What is required
How many of the lines below contain "color"? Answer with that number alone.

───── Extracted data

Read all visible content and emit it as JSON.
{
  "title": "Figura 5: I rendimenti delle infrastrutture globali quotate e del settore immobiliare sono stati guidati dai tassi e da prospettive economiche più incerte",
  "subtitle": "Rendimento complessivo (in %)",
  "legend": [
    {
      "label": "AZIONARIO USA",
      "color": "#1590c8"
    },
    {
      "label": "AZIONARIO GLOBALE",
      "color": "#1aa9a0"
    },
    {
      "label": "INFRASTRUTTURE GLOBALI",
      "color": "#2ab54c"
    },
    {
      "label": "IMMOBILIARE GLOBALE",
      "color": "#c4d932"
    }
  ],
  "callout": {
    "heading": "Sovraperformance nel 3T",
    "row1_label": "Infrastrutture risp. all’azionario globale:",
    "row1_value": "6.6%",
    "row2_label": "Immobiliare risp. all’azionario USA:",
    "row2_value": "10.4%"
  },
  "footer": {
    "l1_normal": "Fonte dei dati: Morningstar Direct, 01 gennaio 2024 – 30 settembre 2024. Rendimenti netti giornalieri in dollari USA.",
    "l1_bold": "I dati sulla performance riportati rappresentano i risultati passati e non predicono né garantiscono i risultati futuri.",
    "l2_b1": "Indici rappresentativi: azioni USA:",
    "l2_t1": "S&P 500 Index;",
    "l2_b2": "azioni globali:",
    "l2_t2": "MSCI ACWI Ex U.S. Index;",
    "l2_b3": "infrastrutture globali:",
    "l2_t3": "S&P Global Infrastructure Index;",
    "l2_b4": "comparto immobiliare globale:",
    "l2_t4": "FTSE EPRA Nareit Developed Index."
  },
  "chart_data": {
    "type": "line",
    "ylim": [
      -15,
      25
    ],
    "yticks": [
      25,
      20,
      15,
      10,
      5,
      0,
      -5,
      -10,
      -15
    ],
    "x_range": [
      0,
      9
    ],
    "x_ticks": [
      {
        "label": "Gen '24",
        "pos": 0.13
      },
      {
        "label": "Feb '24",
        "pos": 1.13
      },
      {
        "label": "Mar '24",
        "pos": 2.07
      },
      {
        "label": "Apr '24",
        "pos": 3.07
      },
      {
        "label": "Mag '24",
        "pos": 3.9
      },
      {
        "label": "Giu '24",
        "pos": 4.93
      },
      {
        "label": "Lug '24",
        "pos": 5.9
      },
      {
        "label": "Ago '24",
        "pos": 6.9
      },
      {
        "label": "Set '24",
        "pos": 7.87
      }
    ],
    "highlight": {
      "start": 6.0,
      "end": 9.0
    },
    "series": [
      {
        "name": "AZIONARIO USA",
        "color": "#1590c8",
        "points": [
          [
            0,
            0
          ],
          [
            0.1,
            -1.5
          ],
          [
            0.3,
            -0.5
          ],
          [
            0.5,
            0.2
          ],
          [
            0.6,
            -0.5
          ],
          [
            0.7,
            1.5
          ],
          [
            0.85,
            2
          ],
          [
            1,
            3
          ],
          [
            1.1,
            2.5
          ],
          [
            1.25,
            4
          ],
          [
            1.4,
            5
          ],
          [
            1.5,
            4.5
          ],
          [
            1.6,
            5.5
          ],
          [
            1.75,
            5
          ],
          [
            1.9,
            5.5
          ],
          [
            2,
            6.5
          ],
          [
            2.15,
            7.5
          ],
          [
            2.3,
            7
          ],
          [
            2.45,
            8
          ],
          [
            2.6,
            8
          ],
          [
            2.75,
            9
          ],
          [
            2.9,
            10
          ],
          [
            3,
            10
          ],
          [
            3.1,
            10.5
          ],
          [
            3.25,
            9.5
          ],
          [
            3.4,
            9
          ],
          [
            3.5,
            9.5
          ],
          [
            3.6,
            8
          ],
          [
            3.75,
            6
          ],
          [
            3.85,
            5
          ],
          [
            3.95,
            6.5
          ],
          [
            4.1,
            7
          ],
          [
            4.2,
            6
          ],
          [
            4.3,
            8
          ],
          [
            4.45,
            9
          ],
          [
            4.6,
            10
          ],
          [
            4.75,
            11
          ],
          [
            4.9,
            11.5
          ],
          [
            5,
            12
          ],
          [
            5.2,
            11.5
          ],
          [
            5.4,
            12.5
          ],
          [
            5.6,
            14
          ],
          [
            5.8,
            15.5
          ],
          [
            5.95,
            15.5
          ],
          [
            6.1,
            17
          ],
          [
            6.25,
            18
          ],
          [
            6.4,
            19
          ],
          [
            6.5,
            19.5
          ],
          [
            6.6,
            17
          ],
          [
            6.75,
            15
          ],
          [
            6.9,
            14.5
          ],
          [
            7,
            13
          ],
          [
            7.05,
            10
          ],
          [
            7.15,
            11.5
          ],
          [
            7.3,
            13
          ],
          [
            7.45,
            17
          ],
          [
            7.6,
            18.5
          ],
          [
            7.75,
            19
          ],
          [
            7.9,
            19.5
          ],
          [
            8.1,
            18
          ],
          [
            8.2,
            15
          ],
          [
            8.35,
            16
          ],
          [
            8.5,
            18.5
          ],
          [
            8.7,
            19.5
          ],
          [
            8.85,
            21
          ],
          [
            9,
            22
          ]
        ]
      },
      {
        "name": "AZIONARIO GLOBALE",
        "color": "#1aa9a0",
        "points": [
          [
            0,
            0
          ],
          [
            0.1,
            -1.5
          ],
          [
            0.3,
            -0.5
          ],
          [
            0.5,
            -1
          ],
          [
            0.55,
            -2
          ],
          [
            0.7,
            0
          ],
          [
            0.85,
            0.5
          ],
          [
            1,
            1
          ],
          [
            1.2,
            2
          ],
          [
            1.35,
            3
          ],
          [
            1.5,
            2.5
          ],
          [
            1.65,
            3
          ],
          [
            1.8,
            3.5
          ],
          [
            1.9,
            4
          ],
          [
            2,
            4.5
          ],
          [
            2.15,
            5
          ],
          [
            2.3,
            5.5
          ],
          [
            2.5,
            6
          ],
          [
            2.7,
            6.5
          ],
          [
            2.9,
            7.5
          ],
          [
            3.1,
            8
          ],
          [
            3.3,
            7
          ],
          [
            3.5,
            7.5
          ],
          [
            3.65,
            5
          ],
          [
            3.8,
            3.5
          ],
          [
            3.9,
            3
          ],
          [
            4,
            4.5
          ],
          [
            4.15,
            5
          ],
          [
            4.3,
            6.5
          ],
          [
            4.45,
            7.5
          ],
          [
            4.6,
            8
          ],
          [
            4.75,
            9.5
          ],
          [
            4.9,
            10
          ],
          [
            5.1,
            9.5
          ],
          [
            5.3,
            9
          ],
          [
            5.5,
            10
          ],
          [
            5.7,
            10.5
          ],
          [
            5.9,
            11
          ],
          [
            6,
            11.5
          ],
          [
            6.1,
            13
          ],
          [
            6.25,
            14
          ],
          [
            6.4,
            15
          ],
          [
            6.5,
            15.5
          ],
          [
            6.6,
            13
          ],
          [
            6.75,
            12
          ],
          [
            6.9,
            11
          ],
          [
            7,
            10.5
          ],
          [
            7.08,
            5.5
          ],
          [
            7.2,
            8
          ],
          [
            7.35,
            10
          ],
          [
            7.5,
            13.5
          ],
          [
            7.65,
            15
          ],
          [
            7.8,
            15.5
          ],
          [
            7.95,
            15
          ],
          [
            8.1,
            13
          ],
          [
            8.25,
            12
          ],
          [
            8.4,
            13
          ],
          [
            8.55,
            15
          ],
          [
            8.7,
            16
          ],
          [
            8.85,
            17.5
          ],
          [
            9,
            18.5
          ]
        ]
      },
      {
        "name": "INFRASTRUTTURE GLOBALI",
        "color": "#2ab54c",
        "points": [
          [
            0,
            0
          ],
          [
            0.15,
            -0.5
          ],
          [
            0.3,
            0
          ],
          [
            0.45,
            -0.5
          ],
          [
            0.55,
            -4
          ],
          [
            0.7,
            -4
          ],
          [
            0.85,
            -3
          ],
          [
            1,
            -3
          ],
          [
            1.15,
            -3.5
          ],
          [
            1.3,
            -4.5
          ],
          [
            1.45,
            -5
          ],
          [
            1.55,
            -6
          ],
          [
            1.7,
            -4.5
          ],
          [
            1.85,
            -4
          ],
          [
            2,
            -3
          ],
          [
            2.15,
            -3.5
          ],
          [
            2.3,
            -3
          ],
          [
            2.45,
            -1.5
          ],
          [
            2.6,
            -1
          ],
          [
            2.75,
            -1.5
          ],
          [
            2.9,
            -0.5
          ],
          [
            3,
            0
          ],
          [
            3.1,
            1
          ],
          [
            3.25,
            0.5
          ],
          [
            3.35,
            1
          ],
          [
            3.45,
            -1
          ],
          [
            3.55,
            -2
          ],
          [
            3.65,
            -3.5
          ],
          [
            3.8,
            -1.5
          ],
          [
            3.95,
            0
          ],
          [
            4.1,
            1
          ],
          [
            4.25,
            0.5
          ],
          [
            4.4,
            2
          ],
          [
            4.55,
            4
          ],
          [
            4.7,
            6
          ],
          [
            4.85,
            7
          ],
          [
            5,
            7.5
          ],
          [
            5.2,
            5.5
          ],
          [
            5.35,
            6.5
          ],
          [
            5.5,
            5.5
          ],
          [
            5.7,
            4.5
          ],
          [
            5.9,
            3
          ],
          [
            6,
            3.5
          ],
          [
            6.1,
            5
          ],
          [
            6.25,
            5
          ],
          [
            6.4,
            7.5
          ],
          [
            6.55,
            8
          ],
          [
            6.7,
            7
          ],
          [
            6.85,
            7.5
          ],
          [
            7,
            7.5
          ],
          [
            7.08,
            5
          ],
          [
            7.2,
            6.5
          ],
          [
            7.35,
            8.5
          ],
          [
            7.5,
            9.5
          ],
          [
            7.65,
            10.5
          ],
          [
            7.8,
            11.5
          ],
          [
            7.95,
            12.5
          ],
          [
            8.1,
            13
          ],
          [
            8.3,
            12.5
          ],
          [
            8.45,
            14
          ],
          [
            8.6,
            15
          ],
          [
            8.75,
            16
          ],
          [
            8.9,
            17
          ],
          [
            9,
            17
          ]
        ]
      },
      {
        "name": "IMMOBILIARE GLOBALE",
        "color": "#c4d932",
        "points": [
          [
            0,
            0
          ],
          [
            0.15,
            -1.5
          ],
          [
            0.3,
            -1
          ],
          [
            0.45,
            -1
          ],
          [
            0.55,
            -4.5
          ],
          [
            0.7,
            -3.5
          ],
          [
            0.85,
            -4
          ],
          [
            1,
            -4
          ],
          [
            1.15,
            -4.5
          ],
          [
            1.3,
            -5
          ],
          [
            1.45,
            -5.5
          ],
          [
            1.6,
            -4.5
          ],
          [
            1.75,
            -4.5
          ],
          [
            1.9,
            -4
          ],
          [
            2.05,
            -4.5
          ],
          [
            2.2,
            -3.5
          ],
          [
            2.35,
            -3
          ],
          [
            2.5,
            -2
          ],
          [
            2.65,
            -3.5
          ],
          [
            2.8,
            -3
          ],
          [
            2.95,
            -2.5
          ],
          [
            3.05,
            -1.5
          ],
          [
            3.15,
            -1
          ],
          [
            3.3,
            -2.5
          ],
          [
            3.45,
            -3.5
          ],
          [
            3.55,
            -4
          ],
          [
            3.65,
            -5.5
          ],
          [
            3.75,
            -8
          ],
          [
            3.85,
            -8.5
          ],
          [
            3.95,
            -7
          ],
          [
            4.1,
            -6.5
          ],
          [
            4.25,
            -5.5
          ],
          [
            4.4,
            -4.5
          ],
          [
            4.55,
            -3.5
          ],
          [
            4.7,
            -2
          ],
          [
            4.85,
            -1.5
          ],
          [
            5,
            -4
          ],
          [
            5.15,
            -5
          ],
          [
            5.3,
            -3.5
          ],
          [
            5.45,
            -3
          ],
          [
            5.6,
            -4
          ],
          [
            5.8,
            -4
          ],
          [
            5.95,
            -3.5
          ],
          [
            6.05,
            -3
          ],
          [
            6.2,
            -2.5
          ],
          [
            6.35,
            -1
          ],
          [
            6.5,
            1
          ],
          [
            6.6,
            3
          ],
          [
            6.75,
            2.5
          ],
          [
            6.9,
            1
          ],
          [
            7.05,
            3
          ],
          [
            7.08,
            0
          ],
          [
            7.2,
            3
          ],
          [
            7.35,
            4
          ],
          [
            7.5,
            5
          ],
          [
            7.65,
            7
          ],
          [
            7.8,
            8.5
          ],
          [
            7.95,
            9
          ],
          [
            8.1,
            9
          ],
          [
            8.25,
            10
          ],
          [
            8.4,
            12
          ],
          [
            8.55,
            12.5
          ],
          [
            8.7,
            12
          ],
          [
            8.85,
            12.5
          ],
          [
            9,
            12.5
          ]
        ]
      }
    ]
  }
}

──────────

Expected answer
8